### Data records

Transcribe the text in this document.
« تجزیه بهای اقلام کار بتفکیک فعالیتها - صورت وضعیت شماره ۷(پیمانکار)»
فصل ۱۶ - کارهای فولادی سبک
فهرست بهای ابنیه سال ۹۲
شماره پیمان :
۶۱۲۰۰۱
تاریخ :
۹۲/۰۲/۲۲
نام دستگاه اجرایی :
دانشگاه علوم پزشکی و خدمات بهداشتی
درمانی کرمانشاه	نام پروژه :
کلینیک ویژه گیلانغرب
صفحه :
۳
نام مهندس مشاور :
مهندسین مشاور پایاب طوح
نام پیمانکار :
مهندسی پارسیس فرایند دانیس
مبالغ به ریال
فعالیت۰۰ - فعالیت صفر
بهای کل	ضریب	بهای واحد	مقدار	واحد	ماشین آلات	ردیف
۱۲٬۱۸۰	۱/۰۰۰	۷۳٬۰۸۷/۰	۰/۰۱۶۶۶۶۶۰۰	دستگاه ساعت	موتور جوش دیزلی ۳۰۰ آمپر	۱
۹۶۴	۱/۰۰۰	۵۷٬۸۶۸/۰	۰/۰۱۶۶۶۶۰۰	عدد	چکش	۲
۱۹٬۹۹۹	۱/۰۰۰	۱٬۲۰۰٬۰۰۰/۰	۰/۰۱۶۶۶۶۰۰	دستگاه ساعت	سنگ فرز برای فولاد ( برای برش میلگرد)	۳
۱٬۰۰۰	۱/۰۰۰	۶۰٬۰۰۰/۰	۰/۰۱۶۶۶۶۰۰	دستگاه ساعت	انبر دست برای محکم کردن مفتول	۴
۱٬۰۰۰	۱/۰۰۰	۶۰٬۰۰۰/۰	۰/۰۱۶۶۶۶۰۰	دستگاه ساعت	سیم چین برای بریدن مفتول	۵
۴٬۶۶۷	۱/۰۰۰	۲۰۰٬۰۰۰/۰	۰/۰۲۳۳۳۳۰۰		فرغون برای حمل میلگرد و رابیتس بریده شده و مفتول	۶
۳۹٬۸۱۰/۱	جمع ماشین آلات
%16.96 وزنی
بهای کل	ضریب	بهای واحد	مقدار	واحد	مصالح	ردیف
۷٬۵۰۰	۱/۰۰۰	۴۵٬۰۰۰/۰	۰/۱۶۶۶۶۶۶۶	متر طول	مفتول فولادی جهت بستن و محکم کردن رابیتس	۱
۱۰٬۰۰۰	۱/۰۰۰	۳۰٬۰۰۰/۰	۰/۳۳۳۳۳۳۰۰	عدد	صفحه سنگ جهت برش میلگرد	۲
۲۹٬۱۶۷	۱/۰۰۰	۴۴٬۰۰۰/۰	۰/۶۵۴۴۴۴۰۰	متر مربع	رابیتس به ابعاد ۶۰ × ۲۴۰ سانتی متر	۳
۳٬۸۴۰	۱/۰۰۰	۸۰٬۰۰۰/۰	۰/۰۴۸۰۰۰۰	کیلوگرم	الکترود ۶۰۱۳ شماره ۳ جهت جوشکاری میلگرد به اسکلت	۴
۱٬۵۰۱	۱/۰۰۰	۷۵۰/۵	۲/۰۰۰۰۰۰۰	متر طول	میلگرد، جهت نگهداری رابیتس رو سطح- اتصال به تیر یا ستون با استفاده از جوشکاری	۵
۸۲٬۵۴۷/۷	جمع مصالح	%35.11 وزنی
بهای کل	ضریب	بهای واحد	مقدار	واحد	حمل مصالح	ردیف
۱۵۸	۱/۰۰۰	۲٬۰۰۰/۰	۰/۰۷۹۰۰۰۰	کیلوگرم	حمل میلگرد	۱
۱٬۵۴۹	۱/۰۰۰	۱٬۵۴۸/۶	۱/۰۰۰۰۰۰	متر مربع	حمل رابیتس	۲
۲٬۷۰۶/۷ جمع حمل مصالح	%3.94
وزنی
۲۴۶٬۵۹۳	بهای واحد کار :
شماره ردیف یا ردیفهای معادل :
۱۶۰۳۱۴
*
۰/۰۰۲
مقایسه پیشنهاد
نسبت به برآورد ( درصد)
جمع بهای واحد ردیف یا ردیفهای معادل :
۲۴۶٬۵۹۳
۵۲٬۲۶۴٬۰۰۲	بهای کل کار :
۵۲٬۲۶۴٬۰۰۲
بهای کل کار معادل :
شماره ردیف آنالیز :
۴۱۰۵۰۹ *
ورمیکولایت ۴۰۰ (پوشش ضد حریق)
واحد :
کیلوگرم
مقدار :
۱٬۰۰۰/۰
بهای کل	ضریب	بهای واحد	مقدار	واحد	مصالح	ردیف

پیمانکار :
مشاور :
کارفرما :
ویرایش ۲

### Problem to solve
Pull every line containing the word "صفحه" out of the material and copy it.

### Result below
صفحه :
۱۰٬۰۰۰	۱/۰۰۰	۳۰٬۰۰۰/۰	۰/۳۳۳۳۳۳۰۰	عدد	صفحه سنگ جهت برش میلگرد	۲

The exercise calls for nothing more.